Start of Records for this exercise

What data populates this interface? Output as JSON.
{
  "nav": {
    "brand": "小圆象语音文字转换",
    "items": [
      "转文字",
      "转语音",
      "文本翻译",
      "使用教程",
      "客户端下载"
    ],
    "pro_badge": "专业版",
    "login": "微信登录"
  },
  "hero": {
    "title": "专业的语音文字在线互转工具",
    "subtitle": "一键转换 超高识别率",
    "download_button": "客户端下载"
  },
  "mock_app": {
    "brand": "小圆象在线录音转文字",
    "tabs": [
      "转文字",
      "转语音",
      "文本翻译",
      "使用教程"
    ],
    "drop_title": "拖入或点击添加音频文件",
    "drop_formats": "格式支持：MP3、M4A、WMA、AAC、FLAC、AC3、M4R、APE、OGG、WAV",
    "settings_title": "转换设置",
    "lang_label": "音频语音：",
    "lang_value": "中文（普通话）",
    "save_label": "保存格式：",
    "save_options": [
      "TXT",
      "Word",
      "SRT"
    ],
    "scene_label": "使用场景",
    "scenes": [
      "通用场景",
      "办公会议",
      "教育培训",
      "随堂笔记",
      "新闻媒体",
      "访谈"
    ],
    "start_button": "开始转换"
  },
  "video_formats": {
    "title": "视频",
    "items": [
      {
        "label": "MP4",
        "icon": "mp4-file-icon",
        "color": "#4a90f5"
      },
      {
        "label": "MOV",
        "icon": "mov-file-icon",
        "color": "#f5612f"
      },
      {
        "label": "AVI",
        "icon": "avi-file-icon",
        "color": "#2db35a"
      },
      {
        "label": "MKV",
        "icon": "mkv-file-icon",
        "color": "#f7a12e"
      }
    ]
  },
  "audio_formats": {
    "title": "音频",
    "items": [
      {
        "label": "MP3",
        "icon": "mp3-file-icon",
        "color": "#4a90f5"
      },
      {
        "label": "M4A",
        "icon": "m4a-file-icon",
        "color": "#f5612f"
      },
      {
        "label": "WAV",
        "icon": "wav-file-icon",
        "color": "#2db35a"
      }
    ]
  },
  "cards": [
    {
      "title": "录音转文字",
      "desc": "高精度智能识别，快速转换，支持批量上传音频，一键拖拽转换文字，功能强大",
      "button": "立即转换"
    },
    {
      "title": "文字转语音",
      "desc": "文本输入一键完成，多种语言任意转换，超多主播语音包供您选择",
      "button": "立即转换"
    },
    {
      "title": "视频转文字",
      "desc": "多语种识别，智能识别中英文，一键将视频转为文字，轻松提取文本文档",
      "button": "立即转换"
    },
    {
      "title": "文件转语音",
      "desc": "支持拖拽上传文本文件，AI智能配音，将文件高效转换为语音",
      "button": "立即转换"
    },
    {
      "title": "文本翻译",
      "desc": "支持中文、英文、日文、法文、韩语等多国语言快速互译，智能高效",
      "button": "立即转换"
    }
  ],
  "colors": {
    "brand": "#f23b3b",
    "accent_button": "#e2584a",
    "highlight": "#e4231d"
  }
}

End of Records for this exercise

## Goal
Go through the listing and print each line exactly as it appears.

## Exercise result
What data populates this interface? Output as JSON.
{
  "nav": {
    "brand": "小圆象语音文字转换",
    "items": [
      "转文字",
      "转语音",
      "文本翻译",
      "使用教程",
      "客户端下载"
    ],
    "pro_badge": "专业版",
    "login": "微信登录"
  },
  "hero": {
    "title": "专业的语音文字在线互转工具",
    "subtitle": "一键转换 超高识别率",
    "download_button": "客户端下载"
  },
  "mock_app": {
    "brand": "小圆象在线录音转文字",
    "tabs": [
      "转文字",
      "转语音",
      "文本翻译",
      "使用教程"
    ],
    "drop_title": "拖入或点击添加音频文件",
    "drop_formats": "格式支持：MP3、M4A、WMA、AAC、FLAC、AC3、M4R、APE、OGG、WAV",
    "settings_title": "转换设置",
    "lang_label": "音频语音：",
    "lang_value": "中文（普通话）",
    "save_label": "保存格式：",
    "save_options": [
      "TXT",
      "Word",
      "SRT"
    ],
    "scene_label": "使用场景",
    "scenes": [
      "通用场景",
      "办公会议",
      "教育培训",
      "随堂笔记",
      "新闻媒体",
      "访谈"
    ],
    "start_button": "开始转换"
  },
  "video_formats": {
    "title": "视频",
    "items": [
      {
        "label": "MP4",
        "icon": "mp4-file-icon",
        "color": "#4a90f5"
      },
      {
        "label": "MOV",
        "icon": "mov-file-icon",
        "color": "#f5612f"
      },
      {
        "label": "AVI",
        "icon": "avi-file-icon",
        "color": "#2db35a"
      },
      {
        "label": "MKV",
        "icon": "mkv-file-icon",
        "color": "#f7a12e"
      }
    ]
  },
  "audio_formats": {
    "title": "音频",
    "items": [
      {
        "label": "MP3",
        "icon": "mp3-file-icon",
        "color": "#4a90f5"
      },
      {
        "label": "M4A",
        "icon": "m4a-file-icon",
        "color": "#f5612f"
      },
      {
        "label": "WAV",
        "icon": "wav-file-icon",
        "color": "#2db35a"
      }
    ]
  },
  "cards": [
    {
      "title": "录音转文字",
      "desc": "高精度智能识别，快速转换，支持批量上传音频，一键拖拽转换文字，功能强大",
      "button": "立即转换"
    },
    {
      "title": "文字转语音",
      "desc": "文本输入一键完成，多种语言任意转换，超多主播语音包供您选择",
      "button": "立即转换"
    },
    {
      "title": "视频转文字",
      "desc": "多语种识别，智能识别中英文，一键将视频转为文字，轻松提取文本文档",
      "button": "立即转换"
    },
    {
      "title": "文件转语音",
      "desc": "支持拖拽上传文本文件，AI智能配音，将文件高效转换为语音",
      "button": "立即转换"
    },
    {
      "title": "文本翻译",
      "desc": "支持中文、英文、日文、法文、韩语等多国语言快速互译，智能高效",
      "button": "立即转换"
    }
  ],
  "colors": {
    "brand": "#f23b3b",
    "accent_button": "#e2584a",
    "highlight": "#e4231d"
  }
}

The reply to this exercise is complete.